> _INPUT DATA_:
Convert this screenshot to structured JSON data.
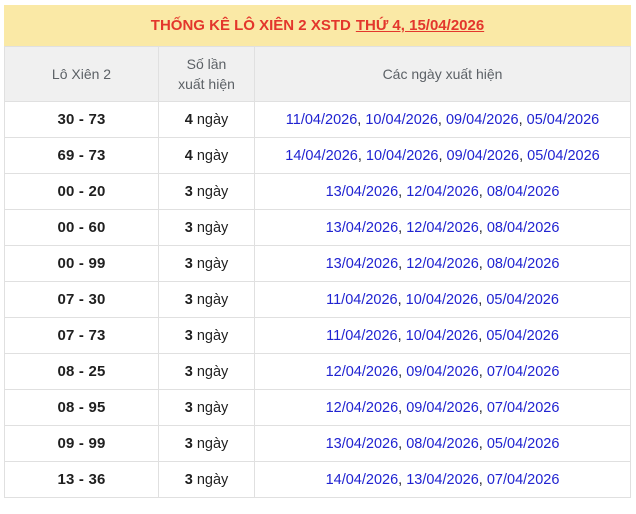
{
  "title": {
    "prefix": "THỐNG KÊ LÔ XIÊN 2 XSTD",
    "link": "THỨ 4, 15/04/2026"
  },
  "table": {
    "columns": [
      "Lô Xiên 2",
      "Số lần xuất hiện",
      "Các ngày xuất hiện"
    ],
    "count_unit": "ngày",
    "date_separator": ", ",
    "rows": [
      {
        "pair": "30 - 73",
        "count": "4",
        "dates": [
          "11/04/2026",
          "10/04/2026",
          "09/04/2026",
          "05/04/2026"
        ]
      },
      {
        "pair": "69 - 73",
        "count": "4",
        "dates": [
          "14/04/2026",
          "10/04/2026",
          "09/04/2026",
          "05/04/2026"
        ]
      },
      {
        "pair": "00 - 20",
        "count": "3",
        "dates": [
          "13/04/2026",
          "12/04/2026",
          "08/04/2026"
        ]
      },
      {
        "pair": "00 - 60",
        "count": "3",
        "dates": [
          "13/04/2026",
          "12/04/2026",
          "08/04/2026"
        ]
      },
      {
        "pair": "00 - 99",
        "count": "3",
        "dates": [
          "13/04/2026",
          "12/04/2026",
          "08/04/2026"
        ]
      },
      {
        "pair": "07 - 30",
        "count": "3",
        "dates": [
          "11/04/2026",
          "10/04/2026",
          "05/04/2026"
        ]
      },
      {
        "pair": "07 - 73",
        "count": "3",
        "dates": [
          "11/04/2026",
          "10/04/2026",
          "05/04/2026"
        ]
      },
      {
        "pair": "08 - 25",
        "count": "3",
        "dates": [
          "12/04/2026",
          "09/04/2026",
          "07/04/2026"
        ]
      },
      {
        "pair": "08 - 95",
        "count": "3",
        "dates": [
          "12/04/2026",
          "09/04/2026",
          "07/04/2026"
        ]
      },
      {
        "pair": "09 - 99",
        "count": "3",
        "dates": [
          "13/04/2026",
          "08/04/2026",
          "05/04/2026"
        ]
      },
      {
        "pair": "13 - 36",
        "count": "3",
        "dates": [
          "14/04/2026",
          "13/04/2026",
          "07/04/2026"
        ]
      }
    ]
  },
  "colors": {
    "banner_bg": "#FAE9A6",
    "title_red": "#E3362C",
    "link_blue": "#2023D1",
    "header_bg": "#F0F0F0",
    "header_text": "#5C6166",
    "border": "#E0E0E0"
  }
}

> _AIM OF THE TASK_:
Extract, from the listing above, every line where the string "pair" occurs.

> _SOLUTION FOR THIS TASK_:
        "pair": "30 - 73",
        "pair": "69 - 73",
        "pair": "00 - 20",
        "pair": "00 - 60",
        "pair": "00 - 99",
        "pair": "07 - 30",
        "pair": "07 - 73",
        "pair": "08 - 25",
        "pair": "08 - 95",
        "pair": "09 - 99",
        "pair": "13 - 36",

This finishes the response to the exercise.